**PROBLEM A:** In the text on Prince Ding, who was the first person to hold the title?

**DOCUMENT:**
Chinese name
- Traditional Chinese: 和碩定親王
- Simplified Chinese: 和硕定亲王

Standard Mandarin
- Hanyu Pinyin: héshuò dìng qīnwáng
- Wade–Giles: ho-shuo ting ch'in-wang

Manchu name
- Manchu script: ᡥᠣᡧᠣᡳ ᡨᠣᡴᡨᠣᠨ ᠴᡳᠨ ᠸᠠᠩ
- Romanization: hošoi tokton cin wang

= Prince Ding =

Qing dynasty princely peerage

Prince Ding of the First Rank, or simply Prince Ding, was the title of a princely peerage used in China during the Manchu-led Qing dynasty (1644–1912). As the Prince Ding peerage was not awarded "iron-cap" status, this meant that each successive bearer of the title would normally start off with a title downgraded by one rank vis-à-vis that held by his predecessor. However, the title would generally not be downgraded to any lower than a feng'en fuguo gong except under special circumstances.

The first bearer of the title was Yonghuang (1728–1750), the Qianlong Emperor's eldest son, who received the title posthumously in 1750. The title was passed down over seven generations and held by eight persons.

**PROBLEM B:** Rewrite the rows between the line holding "y-axis-label: JdK RS-Momentum" and the line holding "quadrant-label: LEADING (914, 107, 941, 114)", inclusive, as a numbered list with blank lines left out.

**STORED ROWS:**
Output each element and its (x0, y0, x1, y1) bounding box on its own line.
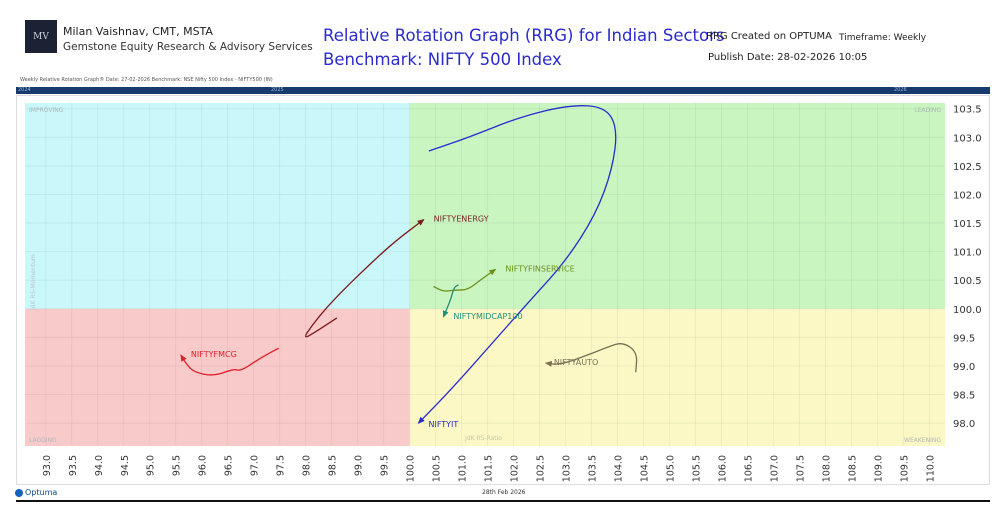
y-axis-label: JdK RS-Momentum (30, 254, 37, 311)
quadrant-leading (409, 103, 945, 309)
y-tick-label: 99.0 (953, 362, 975, 373)
bottom-divider (16, 500, 990, 502)
y-tick-label: 102.0 (953, 190, 982, 201)
series-label: NIFTYMIDCAP100 (453, 312, 522, 321)
publish-date: Publish Date: 28-02-2026 10:05 (708, 52, 868, 63)
x-tick-label: 104.0 (614, 455, 625, 482)
x-tick-label: 94.5 (120, 455, 131, 476)
x-tick-label: 96.0 (198, 455, 209, 476)
footer-date: 28th Feb 2026 (482, 489, 526, 496)
y-tick-label: 100.5 (953, 276, 982, 287)
chart-frame (16, 95, 990, 485)
x-tick-label: 107.0 (769, 455, 780, 482)
y-tick-label: 102.5 (953, 162, 982, 173)
x-tick-label: 93.5 (68, 455, 79, 476)
x-tick-label: 108.5 (847, 455, 858, 482)
x-tick-label: 102.0 (510, 455, 521, 482)
x-tick-label: 104.5 (640, 455, 651, 482)
y-tick-label: 101.0 (953, 248, 982, 259)
x-tick-label: 109.0 (873, 455, 884, 482)
author-name: Milan Vaishnav, CMT, MSTA (63, 25, 213, 38)
x-tick-label: 100.0 (406, 455, 417, 482)
quadrant-label: IMPROVING (29, 107, 64, 114)
x-tick-label: 97.5 (276, 455, 287, 476)
x-tick-label: 95.0 (146, 455, 157, 476)
chart-subheader: Weekly Relative Rotation Graph® Date: 27… (20, 77, 273, 83)
x-tick-label: 96.5 (224, 455, 235, 476)
x-tick-label: 100.5 (432, 455, 443, 482)
series-label: NIFTYIT (428, 420, 458, 429)
y-tick-label: 100.0 (953, 305, 982, 316)
y-tick-label: 98.0 (953, 419, 975, 430)
x-tick-label: 109.5 (899, 455, 910, 482)
x-tick-label: 97.0 (250, 455, 261, 476)
series-label: NIFTYAUTO (554, 358, 598, 367)
x-tick-label: 94.0 (94, 455, 105, 476)
quadrant-label: LEADING (914, 107, 941, 114)
tail-niftyauto (544, 343, 638, 373)
x-tick-label: 110.0 (925, 455, 936, 482)
chart-title: Relative Rotation Graph (RRG) for Indian… (323, 26, 725, 45)
timeline-year: 2024 (18, 87, 31, 93)
y-tick-label: 103.5 (953, 105, 982, 116)
series-label: NIFTYFMCG (191, 350, 237, 359)
firm-name: Gemstone Equity Research & Advisory Serv… (63, 41, 313, 53)
timeframe-label: Timeframe: Weekly (839, 33, 927, 43)
x-tick-label: 103.0 (562, 455, 573, 482)
y-tick-label: 103.0 (953, 133, 982, 144)
x-tick-label: 106.5 (743, 455, 754, 482)
tail-niftyfmcg (180, 347, 279, 376)
quadrant-lagging (25, 308, 410, 446)
quadrant-label: LAGGING (29, 437, 57, 444)
series-label: NIFTYENERGY (434, 215, 489, 224)
x-tick-label: 95.5 (172, 455, 183, 476)
x-tick-label: 108.0 (821, 455, 832, 482)
timeline-year: 2025 (271, 87, 284, 93)
y-tick-label: 98.5 (953, 391, 975, 402)
benchmark-title: Benchmark: NIFTY 500 Index (323, 50, 562, 69)
tail-niftyit (417, 105, 617, 424)
y-tick-label: 99.5 (953, 333, 975, 344)
y-tick-label: 101.5 (953, 219, 982, 230)
quadrant-label: WEAKENING (904, 437, 941, 444)
x-tick-label: 107.5 (795, 455, 806, 482)
x-tick-label: 99.5 (380, 455, 391, 476)
x-tick-label: 99.0 (354, 455, 365, 476)
x-axis-label: JdK RS-Ratio (464, 435, 502, 442)
author-logo: MV (25, 20, 57, 53)
quadrant-weakening (409, 308, 945, 446)
x-tick-label: 105.0 (666, 455, 677, 482)
x-tick-label: 101.0 (458, 455, 469, 482)
x-tick-label: 98.0 (302, 455, 313, 476)
quadrant-improving (25, 103, 410, 309)
timeline-year: 2026 (894, 87, 907, 93)
x-tick-label: 105.5 (692, 455, 703, 482)
x-tick-label: 103.5 (588, 455, 599, 482)
x-tick-label: 106.0 (717, 455, 728, 482)
x-tick-label: 93.0 (42, 455, 53, 476)
x-tick-label: 101.5 (484, 455, 495, 482)
optuma-icon (15, 488, 23, 497)
created-on-label: RRG Created on OPTUMA (706, 31, 833, 42)
x-tick-label: 102.5 (536, 455, 547, 482)
optuma-brand: Optuma (25, 488, 58, 497)
tail-niftyfinservice (433, 268, 497, 292)
optuma-logo: Optuma (15, 488, 57, 497)
tail-niftymidcap100 (442, 284, 459, 318)
x-tick-label: 98.5 (328, 455, 339, 476)
series-label: NIFTYFINSERVICE (505, 264, 574, 273)
tail-niftyenergy (304, 219, 425, 338)
timeline-bar[interactable]: 2024 2025 2026 (16, 87, 990, 94)
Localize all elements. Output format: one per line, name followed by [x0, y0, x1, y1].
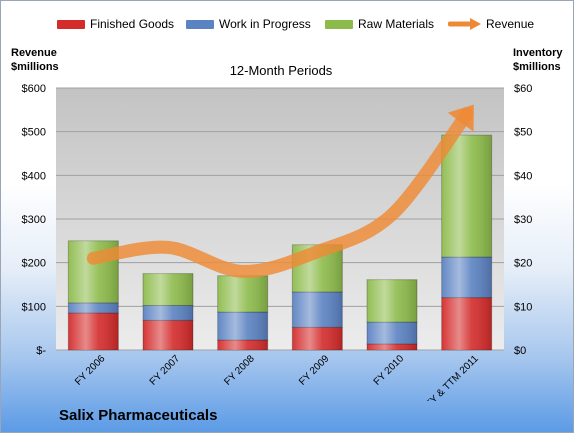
x-tick-label: FY 2006 [73, 353, 108, 388]
bar-raw-materials-gloss [143, 273, 193, 306]
right-axis-title-line1: Inventory [513, 47, 563, 59]
right-tick-label: $0 [514, 345, 526, 357]
legend-item-finished-goods: Finished Goods [57, 17, 174, 31]
x-tick-label: FY 2009 [297, 353, 332, 388]
legend-swatch-work-in-progress [186, 19, 214, 29]
x-tick-label: FY 2008 [222, 353, 257, 388]
legend-item-work-in-progress: Work in Progress [186, 17, 311, 31]
legend-swatch-finished-goods [57, 19, 85, 29]
legend-swatch-raw-materials [325, 19, 353, 29]
bar-work-in-progress-gloss [441, 256, 492, 298]
right-axis-title: Inventory $millions [513, 46, 563, 74]
bar-work-in-progress-gloss [68, 302, 119, 313]
legend-label-revenue: Revenue [486, 17, 535, 31]
bar-finished-goods-gloss [367, 343, 417, 350]
x-tick-label: FY 2007 [148, 353, 183, 388]
bar-finished-goods-gloss [217, 339, 268, 350]
chart-plot: $- $100 $200 $300 $400 $500 $600 $0 $10 $20 $30 $4… [22, 83, 533, 401]
left-tick-label: $400 [22, 170, 46, 182]
bar-finished-goods-gloss [68, 312, 119, 350]
right-tick-label: $50 [514, 127, 532, 139]
bar-work-in-progress-gloss [292, 291, 343, 328]
legend-item-raw-materials: Raw Materials [325, 17, 434, 31]
left-axis-title-line2: $millions [11, 61, 59, 73]
left-tick-label: $100 [22, 301, 46, 313]
bar-raw-materials-gloss [217, 275, 268, 313]
bar-finished-goods-gloss [292, 327, 343, 350]
legend-label-work-in-progress: Work in Progress [219, 17, 311, 31]
x-tick-label: FY 2010 [372, 353, 407, 388]
bar-raw-materials-gloss [367, 279, 417, 323]
bar-work-in-progress-gloss [143, 305, 193, 321]
bar-raw-materials-gloss [441, 135, 492, 257]
left-axis-title: Revenue $millions [11, 46, 59, 74]
legend-label-raw-materials: Raw Materials [358, 17, 435, 31]
bar-finished-goods-gloss [441, 297, 492, 350]
revenue-line [86, 107, 474, 278]
right-tick-label: $30 [514, 214, 532, 226]
revenue-arrowhead [447, 104, 474, 132]
legend-item-revenue: Revenue [448, 17, 534, 31]
chart-subtitle: 12-Month Periods [229, 63, 333, 78]
right-tick-label: $20 [514, 258, 532, 270]
legend-label-finished-goods: Finished Goods [90, 17, 175, 31]
legend-arrow-icon [448, 18, 481, 30]
bar-work-in-progress-gloss [217, 312, 268, 340]
right-tick-label: $10 [514, 301, 532, 313]
legend: Finished Goods Work in Progress Raw Mate… [1, 17, 573, 35]
left-tick-label: $200 [22, 258, 46, 270]
x-tick-label: FY & TTM 2011 [424, 353, 481, 401]
right-tick-label: $60 [514, 83, 532, 95]
left-tick-label: $- [36, 345, 46, 357]
left-axis-title-line1: Revenue [11, 47, 57, 59]
left-tick-label: $300 [22, 214, 46, 226]
bar-work-in-progress-gloss [367, 322, 417, 344]
right-axis-title-line2: $millions [513, 61, 561, 73]
company-name: Salix Pharmaceuticals [59, 407, 218, 424]
bar-finished-goods-gloss [143, 320, 193, 350]
left-tick-label: $600 [22, 83, 46, 95]
right-tick-label: $40 [514, 170, 532, 182]
left-tick-label: $500 [22, 127, 46, 139]
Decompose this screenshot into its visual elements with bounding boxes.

**FULL RESPONSE A:** Yonghuang (1728–1750), the Qianlong Emperor's eldest son.

**FULL RESPONSE B:**
1. y-axis-label: JdK RS-Momentum (30, 254, 37, 311)
2. quadrant-leading (409, 103, 945, 309)
3. y-tick-label: 99.0 (953, 362, 975, 373)
4. bottom-divider (16, 500, 990, 502)
5. y-tick-label: 102.0 (953, 190, 982, 201)
6. series-label: NIFTYMIDCAP100 (453, 312, 522, 321)
7. publish-date: Publish Date: 28-02-2026 10:05 (708, 52, 868, 63)
8. x-tick-label: 104.0 (614, 455, 625, 482)
9. x-tick-label: 94.5 (120, 455, 131, 476)
10. x-tick-label: 96.0 (198, 455, 209, 476)
11. footer-date: 28th Feb 2026 (482, 489, 526, 496)
12. y-tick-label: 100.5 (953, 276, 982, 287)
13. chart-frame (16, 95, 990, 485)
14. x-tick-label: 107.0 (769, 455, 780, 482)
15. y-tick-label: 102.5 (953, 162, 982, 173)
16. x-tick-label: 93.5 (68, 455, 79, 476)
17. x-tick-label: 108.5 (847, 455, 858, 482)
18. x-tick-label: 102.0 (510, 455, 521, 482)
19. x-tick-label: 104.5 (640, 455, 651, 482)
20. y-tick-label: 101.0 (953, 248, 982, 259)
21. x-tick-label: 109.0 (873, 455, 884, 482)
22. author-name: Milan Vaishnav, CMT, MSTA (63, 25, 213, 38)
23. x-tick-label: 100.0 (406, 455, 417, 482)
24. quadrant-label: IMPROVING (29, 107, 64, 114)
25. x-tick-label: 97.5 (276, 455, 287, 476)
26. x-tick-label: 95.0 (146, 455, 157, 476)
27. chart-subheader: Weekly Relative Rotation Graph® Date: 27… (20, 77, 273, 83)
28. x-tick-label: 96.5 (224, 455, 235, 476)
29. x-tick-label: 100.5 (432, 455, 443, 482)
30. series-label: NIFTYIT (428, 420, 458, 429)
31. y-tick-label: 100.0 (953, 305, 982, 316)
32. y-tick-label: 98.0 (953, 419, 975, 430)
33. x-tick-label: 109.5 (899, 455, 910, 482)
34. x-tick-label: 97.0 (250, 455, 261, 476)
35. series-label: NIFTYAUTO (554, 358, 598, 367)
36. x-tick-label: 94.0 (94, 455, 105, 476)
37. quadrant-label: LEADING (914, 107, 941, 114)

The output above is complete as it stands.